Task details:
Omit the pictures, then reproduce every remaining record exactly.

Dataset excerpts:
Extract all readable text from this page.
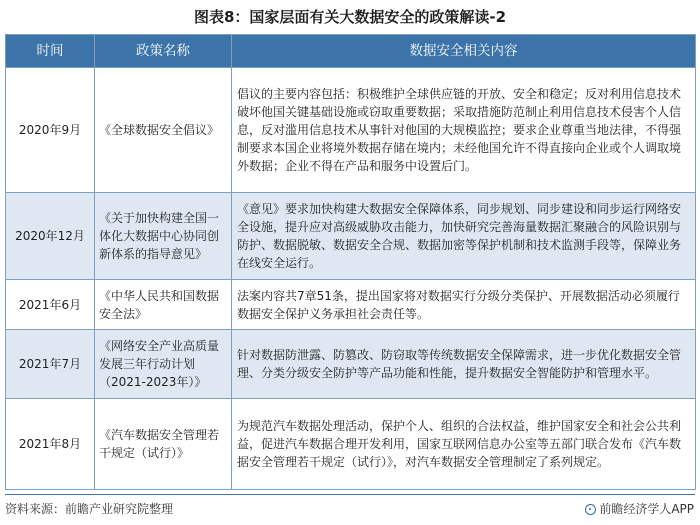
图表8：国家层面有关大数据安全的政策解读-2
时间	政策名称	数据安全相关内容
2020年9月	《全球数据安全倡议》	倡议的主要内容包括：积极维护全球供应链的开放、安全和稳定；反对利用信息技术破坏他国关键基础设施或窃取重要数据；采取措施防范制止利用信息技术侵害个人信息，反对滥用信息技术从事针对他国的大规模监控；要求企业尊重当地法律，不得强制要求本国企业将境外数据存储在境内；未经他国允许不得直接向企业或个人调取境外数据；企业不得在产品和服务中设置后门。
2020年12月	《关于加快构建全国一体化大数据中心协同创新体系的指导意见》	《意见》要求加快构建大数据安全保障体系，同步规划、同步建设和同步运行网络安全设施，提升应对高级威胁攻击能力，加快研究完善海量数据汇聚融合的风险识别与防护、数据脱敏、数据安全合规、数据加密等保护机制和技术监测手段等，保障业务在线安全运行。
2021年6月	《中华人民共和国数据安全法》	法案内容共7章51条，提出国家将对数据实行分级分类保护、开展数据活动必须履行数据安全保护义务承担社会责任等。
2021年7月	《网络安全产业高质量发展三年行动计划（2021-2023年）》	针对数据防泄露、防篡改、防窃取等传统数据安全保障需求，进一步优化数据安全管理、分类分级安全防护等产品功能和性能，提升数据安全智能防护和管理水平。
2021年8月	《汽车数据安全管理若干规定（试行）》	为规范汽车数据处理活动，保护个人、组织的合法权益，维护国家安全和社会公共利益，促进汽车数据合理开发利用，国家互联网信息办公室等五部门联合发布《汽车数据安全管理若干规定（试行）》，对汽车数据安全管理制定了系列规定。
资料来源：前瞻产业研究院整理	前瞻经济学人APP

Solved problem:
Extract all readable text from this page.
图表8：国家层面有关大数据安全的政策解读-2
时间	政策名称	数据安全相关内容
2020年9月	《全球数据安全倡议》	倡议的主要内容包括：积极维护全球供应链的开放、安全和稳定；反对利用信息技术破坏他国关键基础设施或窃取重要数据；采取措施防范制止利用信息技术侵害个人信息，反对滥用信息技术从事针对他国的大规模监控；要求企业尊重当地法律，不得强制要求本国企业将境外数据存储在境内；未经他国允许不得直接向企业或个人调取境外数据；企业不得在产品和服务中设置后门。
2020年12月	《关于加快构建全国一体化大数据中心协同创新体系的指导意见》	《意见》要求加快构建大数据安全保障体系，同步规划、同步建设和同步运行网络安全设施，提升应对高级威胁攻击能力，加快研究完善海量数据汇聚融合的风险识别与防护、数据脱敏、数据安全合规、数据加密等保护机制和技术监测手段等，保障业务在线安全运行。
2021年6月	《中华人民共和国数据安全法》	法案内容共7章51条，提出国家将对数据实行分级分类保护、开展数据活动必须履行数据安全保护义务承担社会责任等。
2021年7月	《网络安全产业高质量发展三年行动计划（2021-2023年）》	针对数据防泄露、防篡改、防窃取等传统数据安全保障需求，进一步优化数据安全管理、分类分级安全防护等产品功能和性能，提升数据安全智能防护和管理水平。
2021年8月	《汽车数据安全管理若干规定（试行）》	为规范汽车数据处理活动，保护个人、组织的合法权益，维护国家安全和社会公共利益，促进汽车数据合理开发利用，国家互联网信息办公室等五部门联合发布《汽车数据安全管理若干规定（试行）》，对汽车数据安全管理制定了系列规定。
资料来源：前瞻产业研究院整理	前瞻经济学人APP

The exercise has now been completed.